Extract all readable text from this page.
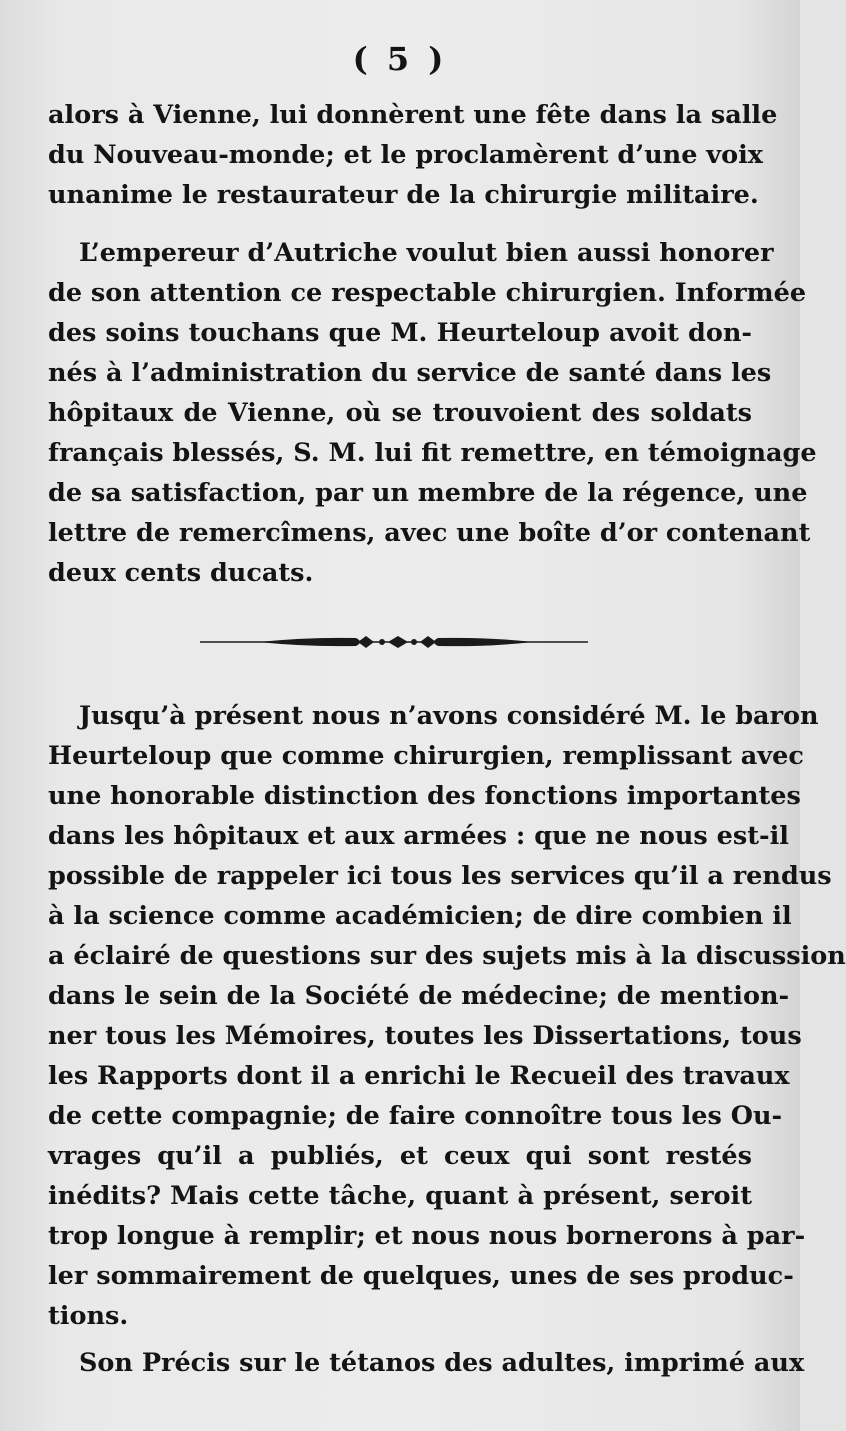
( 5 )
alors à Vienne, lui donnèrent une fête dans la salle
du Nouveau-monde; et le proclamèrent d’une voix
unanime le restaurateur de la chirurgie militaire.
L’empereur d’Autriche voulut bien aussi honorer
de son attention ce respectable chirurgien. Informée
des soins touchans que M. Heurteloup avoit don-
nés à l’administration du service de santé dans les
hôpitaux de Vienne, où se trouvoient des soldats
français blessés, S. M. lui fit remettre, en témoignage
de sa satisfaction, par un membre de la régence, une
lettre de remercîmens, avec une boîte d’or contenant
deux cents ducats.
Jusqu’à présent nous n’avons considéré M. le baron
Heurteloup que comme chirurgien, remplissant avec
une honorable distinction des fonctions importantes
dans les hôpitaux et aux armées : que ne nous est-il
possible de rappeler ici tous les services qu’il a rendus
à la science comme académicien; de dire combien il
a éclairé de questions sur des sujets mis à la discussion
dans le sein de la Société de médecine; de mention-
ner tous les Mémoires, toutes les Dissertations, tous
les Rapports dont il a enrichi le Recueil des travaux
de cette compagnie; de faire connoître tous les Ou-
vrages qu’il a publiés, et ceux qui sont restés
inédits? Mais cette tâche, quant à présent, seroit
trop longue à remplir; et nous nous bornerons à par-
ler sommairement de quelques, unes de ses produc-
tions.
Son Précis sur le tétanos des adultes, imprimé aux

=-=-=-=-=

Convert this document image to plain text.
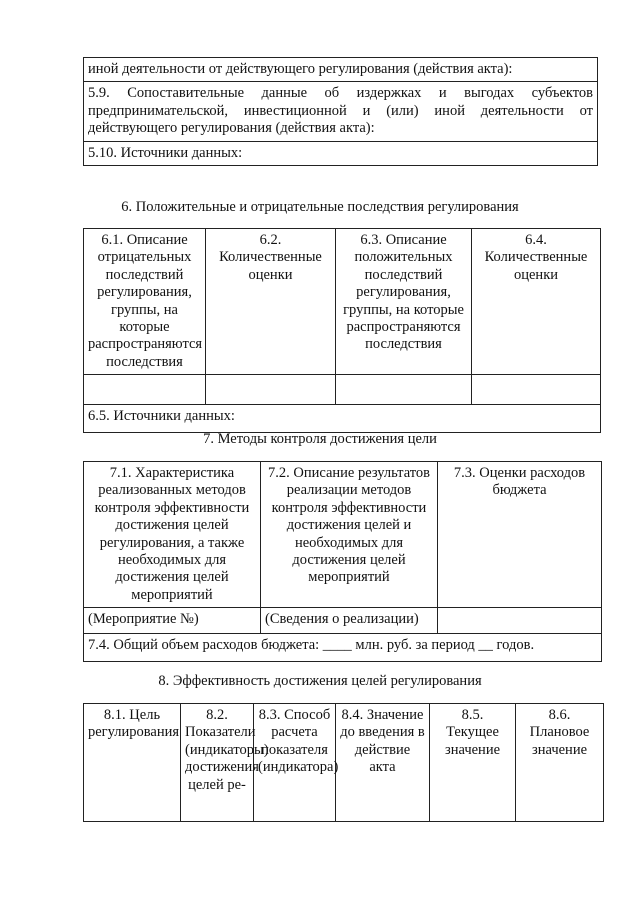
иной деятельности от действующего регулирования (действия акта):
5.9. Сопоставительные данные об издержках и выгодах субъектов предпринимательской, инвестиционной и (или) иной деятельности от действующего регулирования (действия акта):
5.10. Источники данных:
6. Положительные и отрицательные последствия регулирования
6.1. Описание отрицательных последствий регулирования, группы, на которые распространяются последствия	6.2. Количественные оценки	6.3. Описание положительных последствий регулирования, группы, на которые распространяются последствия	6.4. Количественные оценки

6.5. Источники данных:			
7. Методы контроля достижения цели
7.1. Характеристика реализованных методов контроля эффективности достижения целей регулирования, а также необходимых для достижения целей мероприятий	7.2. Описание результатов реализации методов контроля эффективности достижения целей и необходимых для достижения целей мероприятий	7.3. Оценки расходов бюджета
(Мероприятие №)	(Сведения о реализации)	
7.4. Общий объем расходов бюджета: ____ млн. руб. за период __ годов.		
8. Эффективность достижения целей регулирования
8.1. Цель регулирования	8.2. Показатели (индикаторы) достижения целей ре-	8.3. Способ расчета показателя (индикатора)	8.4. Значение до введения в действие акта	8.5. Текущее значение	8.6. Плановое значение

=-=-=-=-=

Gather up the lines containing the word "avec" from these records and copy them.

ANSWER BELOW
lettre de remercîmens, avec une boîte d’or contenant
Heurteloup que comme chirurgien, remplissant avec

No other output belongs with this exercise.